---------- Supplied material

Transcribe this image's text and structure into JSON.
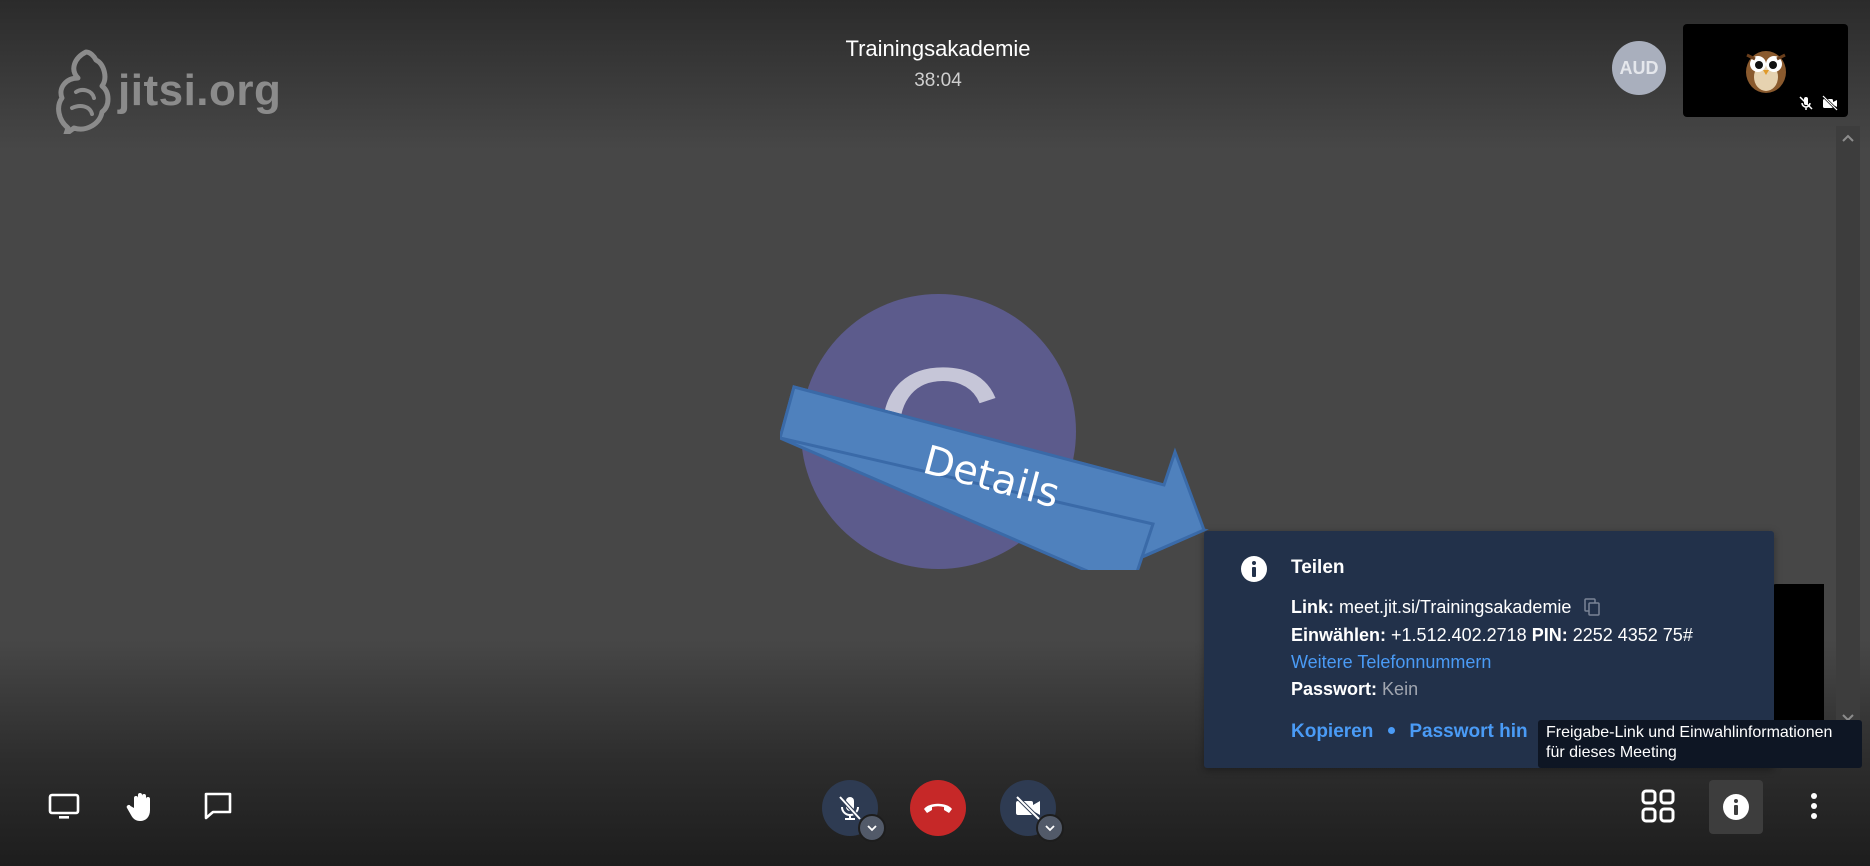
{
  "logo": {
    "text": "jitsi.org",
    "icon": "jitsi-logo-icon"
  },
  "header": {
    "title": "Trainingsakademie",
    "timer": "38:04"
  },
  "filmstrip": {
    "participant_avatar": "AUD",
    "self_view_icons": [
      "muted-mic-icon",
      "camera-off-icon"
    ]
  },
  "stage": {
    "avatar_letter": "C"
  },
  "annotation": {
    "arrow_label": "Details"
  },
  "share_popup": {
    "title": "Teilen",
    "link_label": "Link:",
    "link_value": "meet.jit.si/Trainingsakademie",
    "dial_label": "Einwählen:",
    "dial_number": "+1.512.402.2718",
    "pin_label": "PIN:",
    "pin_value": "2252 4352 75#",
    "more_numbers": "Weitere Telefonnummern",
    "password_label": "Passwort:",
    "password_value": "Kein",
    "copy_action": "Kopieren",
    "password_action": "Passwort hin"
  },
  "tooltip": {
    "line1": "Freigabe-Link und Einwahlinformationen",
    "line2": "für dieses Meeting"
  },
  "toolbar": {
    "left": [
      "desktop-share-icon",
      "raise-hand-icon",
      "chat-icon"
    ],
    "center": [
      "mic-muted-icon",
      "hangup-icon",
      "camera-off-icon"
    ],
    "right": [
      "tile-view-icon",
      "info-icon",
      "more-options-icon"
    ]
  },
  "colors": {
    "hangup": "#c62828",
    "popup_bg": "#22314a",
    "link_blue": "#4a9bf6",
    "avatar": "#5c5b8c",
    "arrow": "#4f81bd"
  }
}
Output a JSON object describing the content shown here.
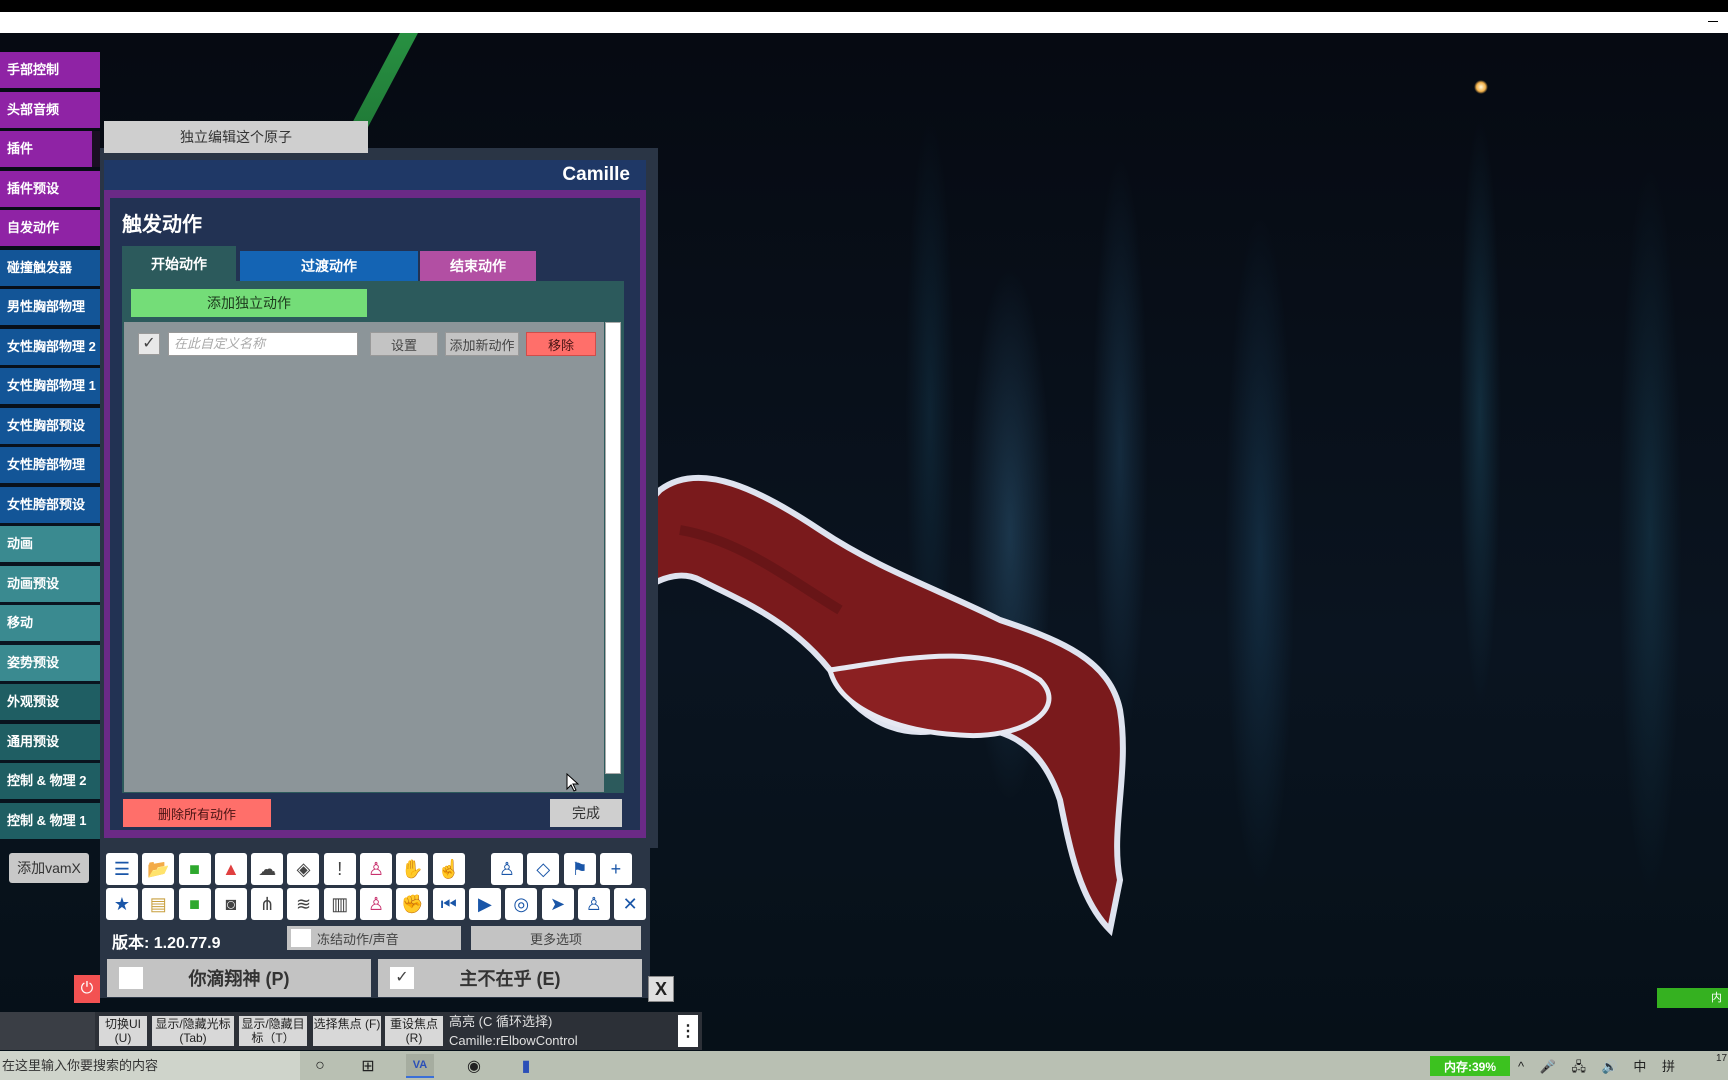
{
  "side_menu": [
    {
      "label": "手部控制",
      "color": "purple"
    },
    {
      "label": "头部音频",
      "color": "purple"
    },
    {
      "label": "插件",
      "color": "purple",
      "active": true
    },
    {
      "label": "插件预设",
      "color": "purple"
    },
    {
      "label": "自发动作",
      "color": "purple"
    },
    {
      "label": "碰撞触发器",
      "color": "blue"
    },
    {
      "label": "男性胸部物理",
      "color": "blue"
    },
    {
      "label": "女性胸部物理 2",
      "color": "blue"
    },
    {
      "label": "女性胸部物理 1",
      "color": "blue"
    },
    {
      "label": "女性胸部预设",
      "color": "blue"
    },
    {
      "label": "女性胯部物理",
      "color": "blue"
    },
    {
      "label": "女性胯部预设",
      "color": "blue"
    },
    {
      "label": "动画",
      "color": "teal"
    },
    {
      "label": "动画预设",
      "color": "teal"
    },
    {
      "label": "移动",
      "color": "teal"
    },
    {
      "label": "姿势预设",
      "color": "teal"
    },
    {
      "label": "外观预设",
      "color": "darkteal"
    },
    {
      "label": "通用预设",
      "color": "darkteal"
    },
    {
      "label": "控制 & 物理 2",
      "color": "darkteal"
    },
    {
      "label": "控制 & 物理 1",
      "color": "darkteal"
    }
  ],
  "add_vamx_label": "添加vamX",
  "edit_atom_label": "独立编辑这个原子",
  "atom_name": "Camille",
  "trigger_panel": {
    "title": "触发动作",
    "tabs": [
      {
        "label": "开始动作",
        "selected": true
      },
      {
        "label": "过渡动作",
        "selected": false
      },
      {
        "label": "结束动作",
        "selected": false
      }
    ],
    "add_independent_label": "添加独立动作",
    "action_row": {
      "checked": true,
      "check_glyph": "✓",
      "name_placeholder": "在此自定义名称",
      "settings_label": "设置",
      "add_new_label": "添加新动作",
      "remove_label": "移除"
    },
    "delete_all_label": "删除所有动作",
    "done_label": "完成"
  },
  "toolbar": {
    "row1_icons": [
      {
        "name": "menu-icon",
        "glyph": "☰",
        "color": "#1a56a8"
      },
      {
        "name": "open-scene-icon",
        "glyph": "📂",
        "color": "#2e9a2e"
      },
      {
        "name": "folder-icon",
        "glyph": "■",
        "color": "#2ea82e"
      },
      {
        "name": "delete-scene-icon",
        "glyph": "▲",
        "color": "#e04040"
      },
      {
        "name": "cloud-download-icon",
        "glyph": "☁",
        "color": "#444"
      },
      {
        "name": "cube-icon",
        "glyph": "◈",
        "color": "#444"
      },
      {
        "name": "warning-icon",
        "glyph": "!",
        "color": "#444"
      },
      {
        "name": "add-person-icon",
        "glyph": "♙",
        "color": "#c8326e"
      },
      {
        "name": "hand-icon",
        "glyph": "✋",
        "color": "#c8326e"
      },
      {
        "name": "pointer-hand-icon",
        "glyph": "☝",
        "color": "#c8326e"
      },
      {
        "name": "person-icon",
        "glyph": "♙",
        "color": "#1a56a8"
      },
      {
        "name": "unity-icon",
        "glyph": "◇",
        "color": "#1a56a8"
      },
      {
        "name": "flag-icon",
        "glyph": "⚑",
        "color": "#1a56a8"
      },
      {
        "name": "plus-icon",
        "glyph": "+",
        "color": "#1a56a8"
      }
    ],
    "row2_icons": [
      {
        "name": "star-icon",
        "glyph": "★",
        "color": "#1a56a8"
      },
      {
        "name": "save-scene-icon",
        "glyph": "▤",
        "color": "#c8a040"
      },
      {
        "name": "settings-folder-icon",
        "glyph": "■",
        "color": "#2ea82e"
      },
      {
        "name": "camera-icon",
        "glyph": "◙",
        "color": "#444"
      },
      {
        "name": "graph-icon",
        "glyph": "⋔",
        "color": "#444"
      },
      {
        "name": "layers-icon",
        "glyph": "≋",
        "color": "#444"
      },
      {
        "name": "document-icon",
        "glyph": "▥",
        "color": "#444"
      },
      {
        "name": "remove-person-icon",
        "glyph": "♙",
        "color": "#c8326e"
      },
      {
        "name": "grab-hand-icon",
        "glyph": "✊",
        "color": "#c8326e"
      },
      {
        "name": "skip-back-icon",
        "glyph": "⏮",
        "color": "#1a56a8"
      },
      {
        "name": "play-icon",
        "glyph": "▶",
        "color": "#1a56a8"
      },
      {
        "name": "target-icon",
        "glyph": "◎",
        "color": "#1a56a8"
      },
      {
        "name": "cursor-icon",
        "glyph": "➤",
        "color": "#1a56a8"
      },
      {
        "name": "people-icon",
        "glyph": "♙",
        "color": "#1a56a8"
      },
      {
        "name": "tools-icon",
        "glyph": "✕",
        "color": "#1a56a8"
      }
    ],
    "version_label": "版本: 1.20.77.9",
    "freeze_label": "冻结动作/声音",
    "more_options_label": "更多选项",
    "toggle1": {
      "label": "你滴翔神 (P)",
      "checked": false
    },
    "toggle2": {
      "label": "主不在乎 (E)",
      "checked": true,
      "check_glyph": "✓"
    },
    "close_label": "X",
    "power_glyph": "⏻"
  },
  "hint_bar": {
    "left_text": "",
    "items": [
      {
        "label": "切换UI (U)"
      },
      {
        "label": "显示/隐藏光标 (Tab)"
      },
      {
        "label": "显示/隐藏目标（T）"
      },
      {
        "label": "选择焦点 (F)"
      },
      {
        "label": "重设焦点 (R)"
      }
    ],
    "highlight_line": "高亮 (C 循环选择)",
    "selected_line": "Camille:rElbowControl",
    "menu_glyph": "⋮"
  },
  "side_memory_tag": "内存",
  "taskbar": {
    "search_placeholder": "在这里输入你要搜索的内容",
    "apps": [
      {
        "name": "cortana-icon",
        "glyph": "○"
      },
      {
        "name": "task-view-icon",
        "glyph": "⊞"
      },
      {
        "name": "vam-app-icon",
        "glyph": "VA",
        "active": true
      },
      {
        "name": "obs-icon",
        "glyph": "◉"
      },
      {
        "name": "app-icon",
        "glyph": "▮"
      }
    ],
    "memory_label": "内存:39%",
    "tray_text": "^ 🎤 🖧 🔊 中 拼",
    "clock": "17"
  }
}
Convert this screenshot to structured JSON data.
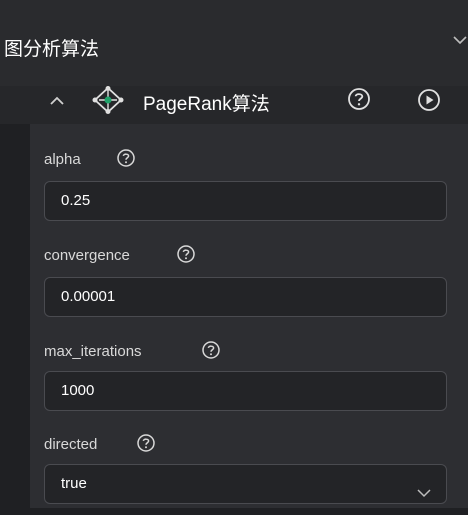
{
  "section": {
    "title": "图分析算法"
  },
  "algorithm": {
    "title": "PageRank算法"
  },
  "params": [
    {
      "label": "alpha",
      "value": "0.25"
    },
    {
      "label": "convergence",
      "value": "0.00001"
    },
    {
      "label": "max_iterations",
      "value": "1000"
    },
    {
      "label": "directed",
      "value": "true"
    }
  ],
  "colors": {
    "background": "#1f2023",
    "panel": "#2d2e32",
    "border": "#4a4b50"
  },
  "icons": {
    "section_toggle": "chevron-down-icon",
    "collapse": "chevron-up-icon",
    "algorithm": "graph-network-icon",
    "help": "question-circle-icon",
    "run": "play-circle-icon",
    "select": "chevron-down-icon"
  }
}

--------------------

▶ [Problem to work on]
Quote verbatim every line starting at the line that contains "Convert this screenshot" and ending with the last line of the records; omit all pictures.

▶ [Written answer]
Convert this screenshot to structured JSON data.
{
  "section": {
    "title": "图分析算法"
  },
  "algorithm": {
    "title": "PageRank算法"
  },
  "params": [
    {
      "label": "alpha",
      "value": "0.25"
    },
    {
      "label": "convergence",
      "value": "0.00001"
    },
    {
      "label": "max_iterations",
      "value": "1000"
    },
    {
      "label": "directed",
      "value": "true"
    }
  ],
  "colors": {
    "background": "#1f2023",
    "panel": "#2d2e32",
    "border": "#4a4b50"
  },
  "icons": {
    "section_toggle": "chevron-down-icon",
    "collapse": "chevron-up-icon",
    "algorithm": "graph-network-icon",
    "help": "question-circle-icon",
    "run": "play-circle-icon",
    "select": "chevron-down-icon"
  }
}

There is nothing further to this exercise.